• OBJECTIVE: Select the lines below containing the word "type".
====
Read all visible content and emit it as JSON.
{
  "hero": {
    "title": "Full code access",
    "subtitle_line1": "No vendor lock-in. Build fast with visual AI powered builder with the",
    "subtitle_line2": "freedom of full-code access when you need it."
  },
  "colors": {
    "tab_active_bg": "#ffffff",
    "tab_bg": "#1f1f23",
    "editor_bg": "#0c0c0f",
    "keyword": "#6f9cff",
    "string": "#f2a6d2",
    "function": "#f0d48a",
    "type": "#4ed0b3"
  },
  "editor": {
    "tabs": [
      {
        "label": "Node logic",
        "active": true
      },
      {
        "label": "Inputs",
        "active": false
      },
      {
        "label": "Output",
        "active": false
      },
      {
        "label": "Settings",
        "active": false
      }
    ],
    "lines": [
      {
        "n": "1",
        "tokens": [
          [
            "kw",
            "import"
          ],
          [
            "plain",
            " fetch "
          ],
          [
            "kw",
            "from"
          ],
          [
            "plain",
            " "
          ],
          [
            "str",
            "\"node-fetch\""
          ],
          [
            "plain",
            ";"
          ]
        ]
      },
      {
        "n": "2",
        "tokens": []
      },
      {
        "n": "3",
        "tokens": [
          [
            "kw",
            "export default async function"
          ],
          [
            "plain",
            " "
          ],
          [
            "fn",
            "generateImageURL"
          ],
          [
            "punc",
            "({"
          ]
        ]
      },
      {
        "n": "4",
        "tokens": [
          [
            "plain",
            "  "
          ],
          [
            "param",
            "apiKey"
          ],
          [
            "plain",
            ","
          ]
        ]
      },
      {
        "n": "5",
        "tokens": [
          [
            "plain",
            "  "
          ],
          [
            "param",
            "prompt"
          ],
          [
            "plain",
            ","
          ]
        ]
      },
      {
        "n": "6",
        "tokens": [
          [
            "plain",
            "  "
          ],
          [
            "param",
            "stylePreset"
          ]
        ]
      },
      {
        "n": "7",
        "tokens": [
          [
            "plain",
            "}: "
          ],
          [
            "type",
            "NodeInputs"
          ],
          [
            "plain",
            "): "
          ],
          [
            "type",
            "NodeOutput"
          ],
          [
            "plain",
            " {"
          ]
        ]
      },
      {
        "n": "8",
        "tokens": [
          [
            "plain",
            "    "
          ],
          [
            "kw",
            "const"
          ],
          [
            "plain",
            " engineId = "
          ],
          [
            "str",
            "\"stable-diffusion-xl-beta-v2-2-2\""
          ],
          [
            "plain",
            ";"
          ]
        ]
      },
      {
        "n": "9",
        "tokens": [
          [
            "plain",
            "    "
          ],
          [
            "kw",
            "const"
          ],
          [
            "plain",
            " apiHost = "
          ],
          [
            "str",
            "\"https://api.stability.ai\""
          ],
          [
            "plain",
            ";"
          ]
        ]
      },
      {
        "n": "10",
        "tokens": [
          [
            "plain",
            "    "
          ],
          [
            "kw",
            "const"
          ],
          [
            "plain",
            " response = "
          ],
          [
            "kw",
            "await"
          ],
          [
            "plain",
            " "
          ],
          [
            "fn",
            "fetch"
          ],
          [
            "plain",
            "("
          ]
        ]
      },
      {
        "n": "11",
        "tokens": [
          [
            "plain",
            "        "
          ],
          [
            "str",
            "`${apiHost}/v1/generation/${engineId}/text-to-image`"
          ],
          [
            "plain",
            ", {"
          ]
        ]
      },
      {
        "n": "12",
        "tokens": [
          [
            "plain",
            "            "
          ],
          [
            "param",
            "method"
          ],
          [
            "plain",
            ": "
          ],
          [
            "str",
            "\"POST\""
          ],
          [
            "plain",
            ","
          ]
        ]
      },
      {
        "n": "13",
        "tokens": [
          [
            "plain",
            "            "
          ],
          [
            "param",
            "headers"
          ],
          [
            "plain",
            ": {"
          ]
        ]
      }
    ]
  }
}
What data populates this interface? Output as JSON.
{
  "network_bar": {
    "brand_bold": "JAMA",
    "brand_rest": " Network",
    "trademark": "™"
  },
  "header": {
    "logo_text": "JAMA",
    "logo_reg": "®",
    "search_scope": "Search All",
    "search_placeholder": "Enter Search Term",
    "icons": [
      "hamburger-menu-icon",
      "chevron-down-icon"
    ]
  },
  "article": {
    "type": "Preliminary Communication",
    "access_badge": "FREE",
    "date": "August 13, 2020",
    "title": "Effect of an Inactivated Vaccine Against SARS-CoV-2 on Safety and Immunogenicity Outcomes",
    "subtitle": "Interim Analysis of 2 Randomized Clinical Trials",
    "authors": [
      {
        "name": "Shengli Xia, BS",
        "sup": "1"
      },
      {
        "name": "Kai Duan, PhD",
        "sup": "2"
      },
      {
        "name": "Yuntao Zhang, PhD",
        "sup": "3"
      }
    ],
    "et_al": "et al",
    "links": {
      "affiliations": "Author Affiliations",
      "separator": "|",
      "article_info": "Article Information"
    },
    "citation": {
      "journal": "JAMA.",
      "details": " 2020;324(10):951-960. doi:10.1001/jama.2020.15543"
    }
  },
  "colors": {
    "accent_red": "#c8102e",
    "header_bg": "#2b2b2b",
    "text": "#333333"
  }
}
====
• OUTPUT FOR THIS EXERCISE:
    "type": "#4ed0b3"
            "type",
            "type",
    "type": "Preliminary Communication",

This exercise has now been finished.